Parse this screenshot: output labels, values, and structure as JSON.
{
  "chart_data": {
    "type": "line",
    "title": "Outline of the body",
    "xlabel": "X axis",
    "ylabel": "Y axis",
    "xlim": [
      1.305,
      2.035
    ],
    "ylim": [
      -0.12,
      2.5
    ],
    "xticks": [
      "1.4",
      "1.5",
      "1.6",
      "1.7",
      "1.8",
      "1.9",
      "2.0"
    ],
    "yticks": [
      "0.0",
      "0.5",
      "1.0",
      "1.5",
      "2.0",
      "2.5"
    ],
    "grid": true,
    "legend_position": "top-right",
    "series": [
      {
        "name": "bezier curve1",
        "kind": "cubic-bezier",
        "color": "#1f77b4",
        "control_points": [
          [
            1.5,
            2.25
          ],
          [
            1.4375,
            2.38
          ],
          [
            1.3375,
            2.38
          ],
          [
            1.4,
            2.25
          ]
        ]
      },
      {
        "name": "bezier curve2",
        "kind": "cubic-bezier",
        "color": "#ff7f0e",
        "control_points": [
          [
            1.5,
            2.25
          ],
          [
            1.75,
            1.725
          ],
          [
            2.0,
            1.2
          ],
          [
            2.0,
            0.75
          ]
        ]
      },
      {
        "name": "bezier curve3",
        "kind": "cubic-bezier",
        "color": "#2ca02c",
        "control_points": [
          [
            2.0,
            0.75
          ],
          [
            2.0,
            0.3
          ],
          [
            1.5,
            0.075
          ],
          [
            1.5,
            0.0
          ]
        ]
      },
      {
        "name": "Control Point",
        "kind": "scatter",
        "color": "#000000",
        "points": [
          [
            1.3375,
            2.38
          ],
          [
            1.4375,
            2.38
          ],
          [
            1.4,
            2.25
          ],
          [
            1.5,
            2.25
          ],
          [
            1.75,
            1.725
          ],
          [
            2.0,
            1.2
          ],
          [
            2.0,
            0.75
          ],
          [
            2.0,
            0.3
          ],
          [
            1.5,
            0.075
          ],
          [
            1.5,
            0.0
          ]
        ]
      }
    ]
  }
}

---------------

- Written exercise
Return each line of the data exactly as written above.

- Solution for this task
Parse this screenshot: output labels, values, and structure as JSON.
{
  "chart_data": {
    "type": "line",
    "title": "Outline of the body",
    "xlabel": "X axis",
    "ylabel": "Y axis",
    "xlim": [
      1.305,
      2.035
    ],
    "ylim": [
      -0.12,
      2.5
    ],
    "xticks": [
      "1.4",
      "1.5",
      "1.6",
      "1.7",
      "1.8",
      "1.9",
      "2.0"
    ],
    "yticks": [
      "0.0",
      "0.5",
      "1.0",
      "1.5",
      "2.0",
      "2.5"
    ],
    "grid": true,
    "legend_position": "top-right",
    "series": [
      {
        "name": "bezier curve1",
        "kind": "cubic-bezier",
        "color": "#1f77b4",
        "control_points": [
          [
            1.5,
            2.25
          ],
          [
            1.4375,
            2.38
          ],
          [
            1.3375,
            2.38
          ],
          [
            1.4,
            2.25
          ]
        ]
      },
      {
        "name": "bezier curve2",
        "kind": "cubic-bezier",
        "color": "#ff7f0e",
        "control_points": [
          [
            1.5,
            2.25
          ],
          [
            1.75,
            1.725
          ],
          [
            2.0,
            1.2
          ],
          [
            2.0,
            0.75
          ]
        ]
      },
      {
        "name": "bezier curve3",
        "kind": "cubic-bezier",
        "color": "#2ca02c",
        "control_points": [
          [
            2.0,
            0.75
          ],
          [
            2.0,
            0.3
          ],
          [
            1.5,
            0.075
          ],
          [
            1.5,
            0.0
          ]
        ]
      },
      {
        "name": "Control Point",
        "kind": "scatter",
        "color": "#000000",
        "points": [
          [
            1.3375,
            2.38
          ],
          [
            1.4375,
            2.38
          ],
          [
            1.4,
            2.25
          ],
          [
            1.5,
            2.25
          ],
          [
            1.75,
            1.725
          ],
          [
            2.0,
            1.2
          ],
          [
            2.0,
            0.75
          ],
          [
            2.0,
            0.3
          ],
          [
            1.5,
            0.075
          ],
          [
            1.5,
            0.0
          ]
        ]
      }
    ]
  }
}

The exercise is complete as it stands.